_Requirement_: Which lines hold the word "text"? Copy each of them.

====================

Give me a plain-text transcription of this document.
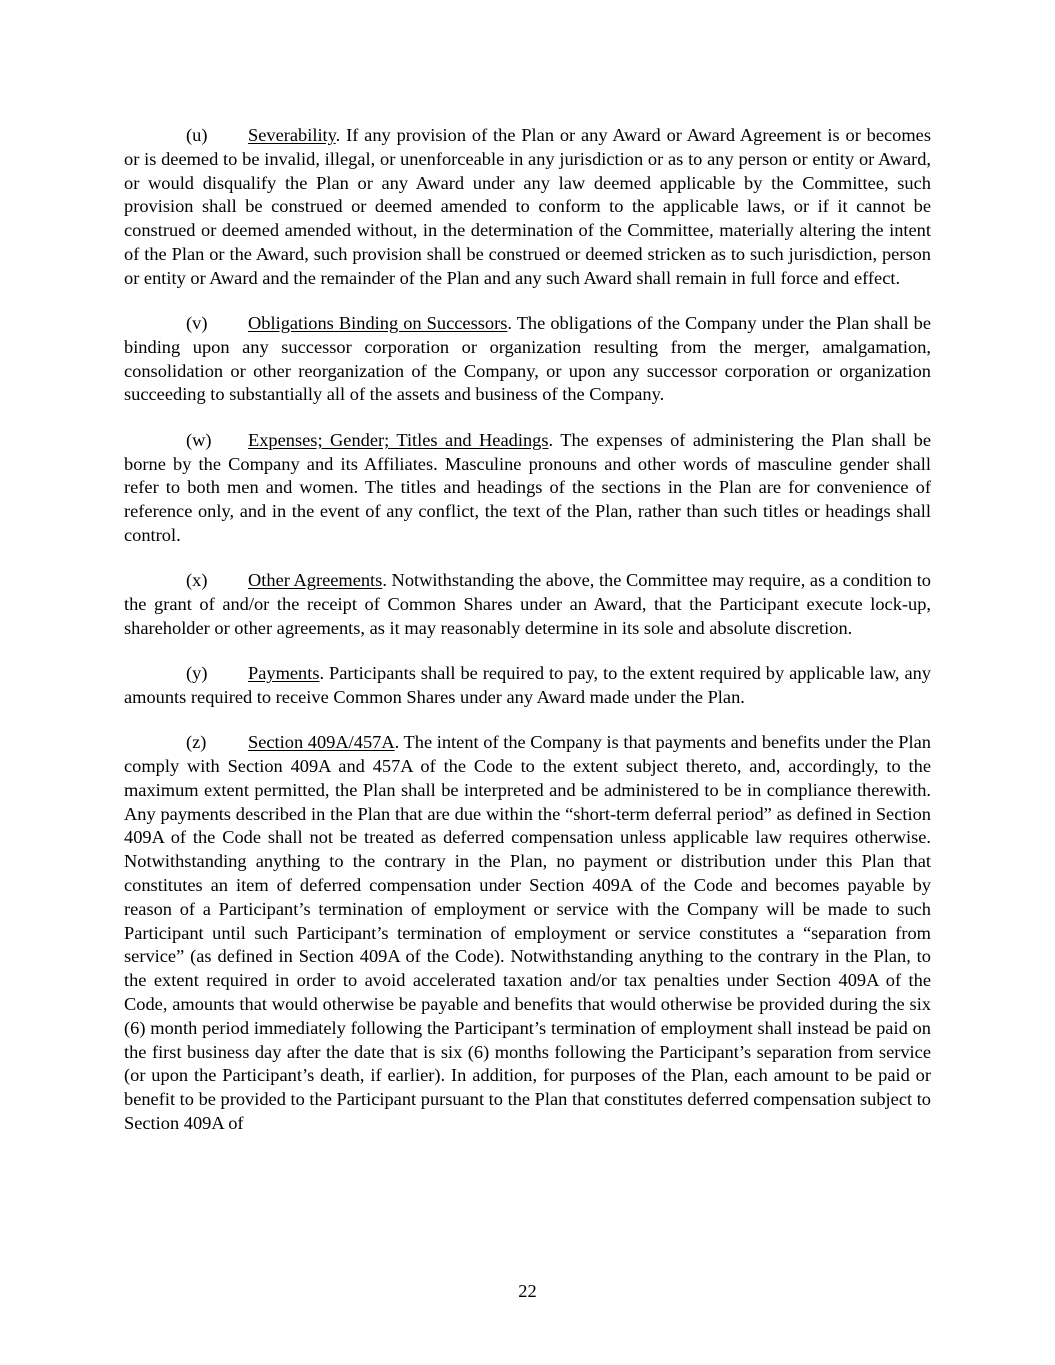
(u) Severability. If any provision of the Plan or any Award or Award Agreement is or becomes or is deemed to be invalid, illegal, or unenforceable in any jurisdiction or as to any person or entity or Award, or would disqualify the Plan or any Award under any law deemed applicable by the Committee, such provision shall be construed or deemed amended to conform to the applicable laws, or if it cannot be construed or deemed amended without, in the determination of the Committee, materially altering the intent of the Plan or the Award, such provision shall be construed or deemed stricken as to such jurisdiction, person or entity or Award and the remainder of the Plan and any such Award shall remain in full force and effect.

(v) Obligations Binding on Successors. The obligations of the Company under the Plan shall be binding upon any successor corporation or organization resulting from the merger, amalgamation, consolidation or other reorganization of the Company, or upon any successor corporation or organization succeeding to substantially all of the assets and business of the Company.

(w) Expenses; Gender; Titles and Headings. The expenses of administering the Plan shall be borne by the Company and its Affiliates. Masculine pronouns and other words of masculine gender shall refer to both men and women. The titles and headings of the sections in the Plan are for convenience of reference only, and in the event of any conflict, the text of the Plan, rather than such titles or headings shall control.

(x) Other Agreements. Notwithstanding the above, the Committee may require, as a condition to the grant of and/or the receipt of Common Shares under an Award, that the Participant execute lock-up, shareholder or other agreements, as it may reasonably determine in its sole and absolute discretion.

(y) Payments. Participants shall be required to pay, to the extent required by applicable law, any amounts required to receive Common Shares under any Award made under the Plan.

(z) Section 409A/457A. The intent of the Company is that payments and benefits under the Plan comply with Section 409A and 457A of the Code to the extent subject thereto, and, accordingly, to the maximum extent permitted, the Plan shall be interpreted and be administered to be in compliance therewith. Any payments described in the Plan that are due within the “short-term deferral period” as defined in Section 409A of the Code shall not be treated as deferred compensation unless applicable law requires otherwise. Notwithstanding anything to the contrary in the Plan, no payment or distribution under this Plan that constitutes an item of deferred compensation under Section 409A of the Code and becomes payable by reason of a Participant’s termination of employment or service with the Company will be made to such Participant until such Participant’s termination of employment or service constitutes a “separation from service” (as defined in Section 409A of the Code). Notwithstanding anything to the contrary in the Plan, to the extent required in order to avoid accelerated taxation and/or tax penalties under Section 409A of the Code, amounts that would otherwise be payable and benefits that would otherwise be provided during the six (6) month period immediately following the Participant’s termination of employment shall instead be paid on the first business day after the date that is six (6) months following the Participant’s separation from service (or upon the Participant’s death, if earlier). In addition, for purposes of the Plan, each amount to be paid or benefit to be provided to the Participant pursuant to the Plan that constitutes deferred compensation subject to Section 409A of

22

====================

_Finished exercise_:
Give me a plain-text transcription of this document.
(w) Expenses; Gender; Titles and Headings. The expenses of administering the Plan shall be borne by the Company and its Affiliates. Masculine pronouns and other words of masculine gender shall refer to both men and women. The titles and headings of the sections in the Plan are for convenience of reference only, and in the event of any conflict, the text of the Plan, rather than such titles or headings shall control.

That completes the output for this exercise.